### The request
Repeat the full listing below verbatim and keep the images out.

(Chart and figure data)
----------
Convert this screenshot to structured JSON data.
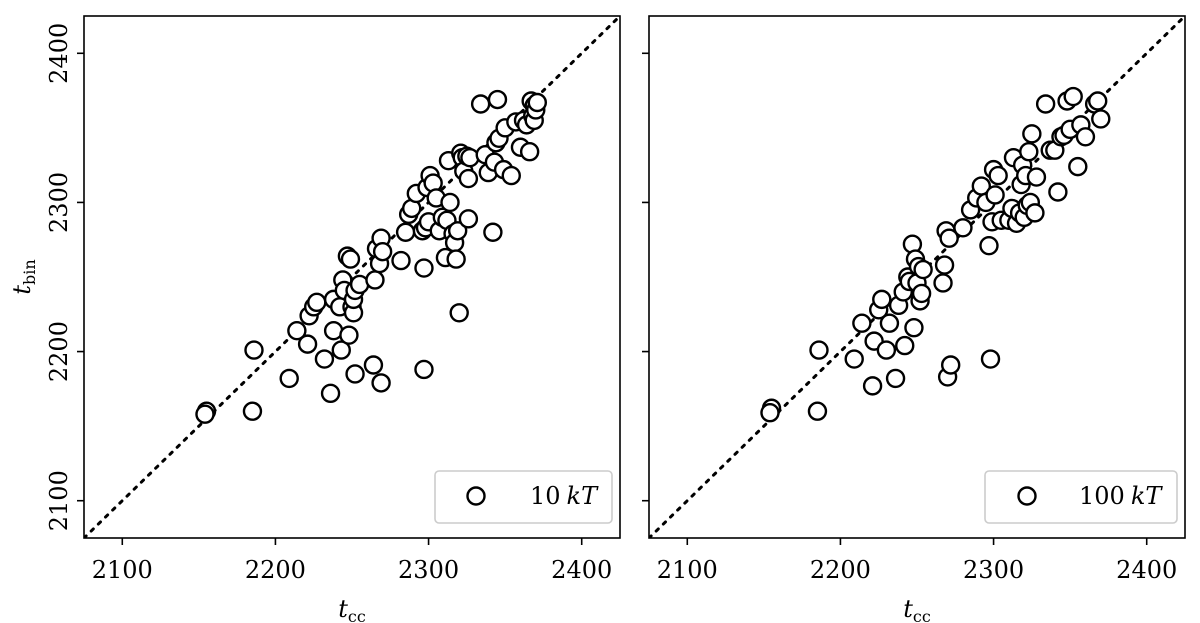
{
  "chart_data": [
    {
      "type": "scatter",
      "xlabel": {
        "main": "t",
        "sub": "cc"
      },
      "ylabel": {
        "main": "t",
        "sub": "bin"
      },
      "xlim": [
        2075,
        2425
      ],
      "ylim": [
        2075,
        2425
      ],
      "xticks": [
        "2100",
        "2200",
        "2300",
        "2400"
      ],
      "yticks": [
        "2100",
        "2200",
        "2300",
        "2400"
      ],
      "reference_line": "y = x (dotted)",
      "legend": {
        "label_num": "10",
        "label_unit": "kT",
        "placement": "lower-right"
      },
      "series": [
        {
          "name": "10 kT",
          "marker": "open-circle",
          "points": [
            [
              2155,
              2160
            ],
            [
              2154,
              2158
            ],
            [
              2185,
              2160
            ],
            [
              2186,
              2201
            ],
            [
              2209,
              2182
            ],
            [
              2214,
              2214
            ],
            [
              2221,
              2205
            ],
            [
              2222,
              2224
            ],
            [
              2225,
              2230
            ],
            [
              2227,
              2233
            ],
            [
              2232,
              2195
            ],
            [
              2236,
              2172
            ],
            [
              2238,
              2235
            ],
            [
              2238,
              2214
            ],
            [
              2242,
              2230
            ],
            [
              2243,
              2201
            ],
            [
              2244,
              2248
            ],
            [
              2245,
              2241
            ],
            [
              2247,
              2264
            ],
            [
              2248,
              2211
            ],
            [
              2249,
              2262
            ],
            [
              2250,
              2230
            ],
            [
              2251,
              2226
            ],
            [
              2251,
              2235
            ],
            [
              2252,
              2241
            ],
            [
              2252,
              2185
            ],
            [
              2255,
              2245
            ],
            [
              2264,
              2191
            ],
            [
              2265,
              2248
            ],
            [
              2266,
              2269
            ],
            [
              2268,
              2259
            ],
            [
              2269,
              2179
            ],
            [
              2269,
              2276
            ],
            [
              2270,
              2267
            ],
            [
              2282,
              2261
            ],
            [
              2285,
              2280
            ],
            [
              2287,
              2292
            ],
            [
              2289,
              2296
            ],
            [
              2292,
              2306
            ],
            [
              2296,
              2281
            ],
            [
              2297,
              2188
            ],
            [
              2297,
              2256
            ],
            [
              2298,
              2283
            ],
            [
              2299,
              2310
            ],
            [
              2300,
              2287
            ],
            [
              2301,
              2318
            ],
            [
              2303,
              2313
            ],
            [
              2305,
              2303
            ],
            [
              2307,
              2281
            ],
            [
              2309,
              2290
            ],
            [
              2311,
              2263
            ],
            [
              2312,
              2288
            ],
            [
              2313,
              2328
            ],
            [
              2314,
              2300
            ],
            [
              2316,
              2279
            ],
            [
              2317,
              2273
            ],
            [
              2318,
              2262
            ],
            [
              2319,
              2281
            ],
            [
              2320,
              2226
            ],
            [
              2321,
              2333
            ],
            [
              2322,
              2330
            ],
            [
              2323,
              2321
            ],
            [
              2325,
              2331
            ],
            [
              2326,
              2316
            ],
            [
              2326,
              2289
            ],
            [
              2327,
              2330
            ],
            [
              2334,
              2366
            ],
            [
              2337,
              2332
            ],
            [
              2339,
              2320
            ],
            [
              2342,
              2280
            ],
            [
              2343,
              2327
            ],
            [
              2344,
              2340
            ],
            [
              2345,
              2369
            ],
            [
              2346,
              2343
            ],
            [
              2349,
              2322
            ],
            [
              2350,
              2350
            ],
            [
              2354,
              2318
            ],
            [
              2357,
              2354
            ],
            [
              2360,
              2337
            ],
            [
              2362,
              2355
            ],
            [
              2364,
              2352
            ],
            [
              2366,
              2334
            ],
            [
              2367,
              2368
            ],
            [
              2368,
              2358
            ],
            [
              2369,
              2355
            ],
            [
              2369,
              2365
            ],
            [
              2370,
              2362
            ],
            [
              2371,
              2367
            ]
          ]
        }
      ]
    },
    {
      "type": "scatter",
      "xlabel": {
        "main": "t",
        "sub": "cc"
      },
      "ylabel": {
        "main": "",
        "sub": ""
      },
      "xlim": [
        2075,
        2425
      ],
      "ylim": [
        2075,
        2425
      ],
      "xticks": [
        "2100",
        "2200",
        "2300",
        "2400"
      ],
      "yticks": [],
      "reference_line": "y = x (dotted)",
      "legend": {
        "label_num": "100",
        "label_unit": "kT",
        "placement": "lower-right"
      },
      "series": [
        {
          "name": "100 kT",
          "marker": "open-circle",
          "points": [
            [
              2155,
              2162
            ],
            [
              2154,
              2159
            ],
            [
              2185,
              2160
            ],
            [
              2186,
              2201
            ],
            [
              2209,
              2195
            ],
            [
              2214,
              2219
            ],
            [
              2221,
              2177
            ],
            [
              2222,
              2207
            ],
            [
              2225,
              2228
            ],
            [
              2227,
              2235
            ],
            [
              2230,
              2201
            ],
            [
              2232,
              2219
            ],
            [
              2236,
              2182
            ],
            [
              2238,
              2231
            ],
            [
              2241,
              2240
            ],
            [
              2242,
              2204
            ],
            [
              2244,
              2250
            ],
            [
              2245,
              2247
            ],
            [
              2247,
              2272
            ],
            [
              2248,
              2216
            ],
            [
              2249,
              2262
            ],
            [
              2250,
              2246
            ],
            [
              2251,
              2257
            ],
            [
              2252,
              2234
            ],
            [
              2253,
              2239
            ],
            [
              2254,
              2255
            ],
            [
              2267,
              2246
            ],
            [
              2268,
              2258
            ],
            [
              2269,
              2281
            ],
            [
              2270,
              2183
            ],
            [
              2271,
              2276
            ],
            [
              2272,
              2191
            ],
            [
              2280,
              2283
            ],
            [
              2285,
              2295
            ],
            [
              2289,
              2303
            ],
            [
              2292,
              2311
            ],
            [
              2295,
              2300
            ],
            [
              2297,
              2271
            ],
            [
              2298,
              2195
            ],
            [
              2299,
              2287
            ],
            [
              2300,
              2322
            ],
            [
              2301,
              2305
            ],
            [
              2303,
              2318
            ],
            [
              2305,
              2288
            ],
            [
              2310,
              2288
            ],
            [
              2312,
              2296
            ],
            [
              2313,
              2330
            ],
            [
              2315,
              2286
            ],
            [
              2317,
              2293
            ],
            [
              2318,
              2312
            ],
            [
              2319,
              2325
            ],
            [
              2320,
              2290
            ],
            [
              2321,
              2318
            ],
            [
              2322,
              2298
            ],
            [
              2323,
              2334
            ],
            [
              2324,
              2300
            ],
            [
              2325,
              2346
            ],
            [
              2327,
              2293
            ],
            [
              2328,
              2317
            ],
            [
              2334,
              2366
            ],
            [
              2337,
              2335
            ],
            [
              2340,
              2335
            ],
            [
              2342,
              2307
            ],
            [
              2344,
              2344
            ],
            [
              2346,
              2345
            ],
            [
              2348,
              2368
            ],
            [
              2350,
              2349
            ],
            [
              2352,
              2371
            ],
            [
              2355,
              2324
            ],
            [
              2357,
              2352
            ],
            [
              2360,
              2344
            ],
            [
              2366,
              2366
            ],
            [
              2368,
              2368
            ],
            [
              2370,
              2356
            ]
          ]
        }
      ]
    }
  ]
}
----------
### Response to the exercise
Convert this screenshot to structured JSON data.
{
  "chart_data": [
    {
      "type": "scatter",
      "xlabel": {
        "main": "t",
        "sub": "cc"
      },
      "ylabel": {
        "main": "t",
        "sub": "bin"
      },
      "xlim": [
        2075,
        2425
      ],
      "ylim": [
        2075,
        2425
      ],
      "xticks": [
        "2100",
        "2200",
        "2300",
        "2400"
      ],
      "yticks": [
        "2100",
        "2200",
        "2300",
        "2400"
      ],
      "reference_line": "y = x (dotted)",
      "legend": {
        "label_num": "10",
        "label_unit": "kT",
        "placement": "lower-right"
      },
      "series": [
        {
          "name": "10 kT",
          "marker": "open-circle",
          "points": [
            [
              2155,
              2160
            ],
            [
              2154,
              2158
            ],
            [
              2185,
              2160
            ],
            [
              2186,
              2201
            ],
            [
              2209,
              2182
            ],
            [
              2214,
              2214
            ],
            [
              2221,
              2205
            ],
            [
              2222,
              2224
            ],
            [
              2225,
              2230
            ],
            [
              2227,
              2233
            ],
            [
              2232,
              2195
            ],
            [
              2236,
              2172
            ],
            [
              2238,
              2235
            ],
            [
              2238,
              2214
            ],
            [
              2242,
              2230
            ],
            [
              2243,
              2201
            ],
            [
              2244,
              2248
            ],
            [
              2245,
              2241
            ],
            [
              2247,
              2264
            ],
            [
              2248,
              2211
            ],
            [
              2249,
              2262
            ],
            [
              2250,
              2230
            ],
            [
              2251,
              2226
            ],
            [
              2251,
              2235
            ],
            [
              2252,
              2241
            ],
            [
              2252,
              2185
            ],
            [
              2255,
              2245
            ],
            [
              2264,
              2191
            ],
            [
              2265,
              2248
            ],
            [
              2266,
              2269
            ],
            [
              2268,
              2259
            ],
            [
              2269,
              2179
            ],
            [
              2269,
              2276
            ],
            [
              2270,
              2267
            ],
            [
              2282,
              2261
            ],
            [
              2285,
              2280
            ],
            [
              2287,
              2292
            ],
            [
              2289,
              2296
            ],
            [
              2292,
              2306
            ],
            [
              2296,
              2281
            ],
            [
              2297,
              2188
            ],
            [
              2297,
              2256
            ],
            [
              2298,
              2283
            ],
            [
              2299,
              2310
            ],
            [
              2300,
              2287
            ],
            [
              2301,
              2318
            ],
            [
              2303,
              2313
            ],
            [
              2305,
              2303
            ],
            [
              2307,
              2281
            ],
            [
              2309,
              2290
            ],
            [
              2311,
              2263
            ],
            [
              2312,
              2288
            ],
            [
              2313,
              2328
            ],
            [
              2314,
              2300
            ],
            [
              2316,
              2279
            ],
            [
              2317,
              2273
            ],
            [
              2318,
              2262
            ],
            [
              2319,
              2281
            ],
            [
              2320,
              2226
            ],
            [
              2321,
              2333
            ],
            [
              2322,
              2330
            ],
            [
              2323,
              2321
            ],
            [
              2325,
              2331
            ],
            [
              2326,
              2316
            ],
            [
              2326,
              2289
            ],
            [
              2327,
              2330
            ],
            [
              2334,
              2366
            ],
            [
              2337,
              2332
            ],
            [
              2339,
              2320
            ],
            [
              2342,
              2280
            ],
            [
              2343,
              2327
            ],
            [
              2344,
              2340
            ],
            [
              2345,
              2369
            ],
            [
              2346,
              2343
            ],
            [
              2349,
              2322
            ],
            [
              2350,
              2350
            ],
            [
              2354,
              2318
            ],
            [
              2357,
              2354
            ],
            [
              2360,
              2337
            ],
            [
              2362,
              2355
            ],
            [
              2364,
              2352
            ],
            [
              2366,
              2334
            ],
            [
              2367,
              2368
            ],
            [
              2368,
              2358
            ],
            [
              2369,
              2355
            ],
            [
              2369,
              2365
            ],
            [
              2370,
              2362
            ],
            [
              2371,
              2367
            ]
          ]
        }
      ]
    },
    {
      "type": "scatter",
      "xlabel": {
        "main": "t",
        "sub": "cc"
      },
      "ylabel": {
        "main": "",
        "sub": ""
      },
      "xlim": [
        2075,
        2425
      ],
      "ylim": [
        2075,
        2425
      ],
      "xticks": [
        "2100",
        "2200",
        "2300",
        "2400"
      ],
      "yticks": [],
      "reference_line": "y = x (dotted)",
      "legend": {
        "label_num": "100",
        "label_unit": "kT",
        "placement": "lower-right"
      },
      "series": [
        {
          "name": "100 kT",
          "marker": "open-circle",
          "points": [
            [
              2155,
              2162
            ],
            [
              2154,
              2159
            ],
            [
              2185,
              2160
            ],
            [
              2186,
              2201
            ],
            [
              2209,
              2195
            ],
            [
              2214,
              2219
            ],
            [
              2221,
              2177
            ],
            [
              2222,
              2207
            ],
            [
              2225,
              2228
            ],
            [
              2227,
              2235
            ],
            [
              2230,
              2201
            ],
            [
              2232,
              2219
            ],
            [
              2236,
              2182
            ],
            [
              2238,
              2231
            ],
            [
              2241,
              2240
            ],
            [
              2242,
              2204
            ],
            [
              2244,
              2250
            ],
            [
              2245,
              2247
            ],
            [
              2247,
              2272
            ],
            [
              2248,
              2216
            ],
            [
              2249,
              2262
            ],
            [
              2250,
              2246
            ],
            [
              2251,
              2257
            ],
            [
              2252,
              2234
            ],
            [
              2253,
              2239
            ],
            [
              2254,
              2255
            ],
            [
              2267,
              2246
            ],
            [
              2268,
              2258
            ],
            [
              2269,
              2281
            ],
            [
              2270,
              2183
            ],
            [
              2271,
              2276
            ],
            [
              2272,
              2191
            ],
            [
              2280,
              2283
            ],
            [
              2285,
              2295
            ],
            [
              2289,
              2303
            ],
            [
              2292,
              2311
            ],
            [
              2295,
              2300
            ],
            [
              2297,
              2271
            ],
            [
              2298,
              2195
            ],
            [
              2299,
              2287
            ],
            [
              2300,
              2322
            ],
            [
              2301,
              2305
            ],
            [
              2303,
              2318
            ],
            [
              2305,
              2288
            ],
            [
              2310,
              2288
            ],
            [
              2312,
              2296
            ],
            [
              2313,
              2330
            ],
            [
              2315,
              2286
            ],
            [
              2317,
              2293
            ],
            [
              2318,
              2312
            ],
            [
              2319,
              2325
            ],
            [
              2320,
              2290
            ],
            [
              2321,
              2318
            ],
            [
              2322,
              2298
            ],
            [
              2323,
              2334
            ],
            [
              2324,
              2300
            ],
            [
              2325,
              2346
            ],
            [
              2327,
              2293
            ],
            [
              2328,
              2317
            ],
            [
              2334,
              2366
            ],
            [
              2337,
              2335
            ],
            [
              2340,
              2335
            ],
            [
              2342,
              2307
            ],
            [
              2344,
              2344
            ],
            [
              2346,
              2345
            ],
            [
              2348,
              2368
            ],
            [
              2350,
              2349
            ],
            [
              2352,
              2371
            ],
            [
              2355,
              2324
            ],
            [
              2357,
              2352
            ],
            [
              2360,
              2344
            ],
            [
              2366,
              2366
            ],
            [
              2368,
              2368
            ],
            [
              2370,
              2356
            ]
          ]
        }
      ]
    }
  ]
}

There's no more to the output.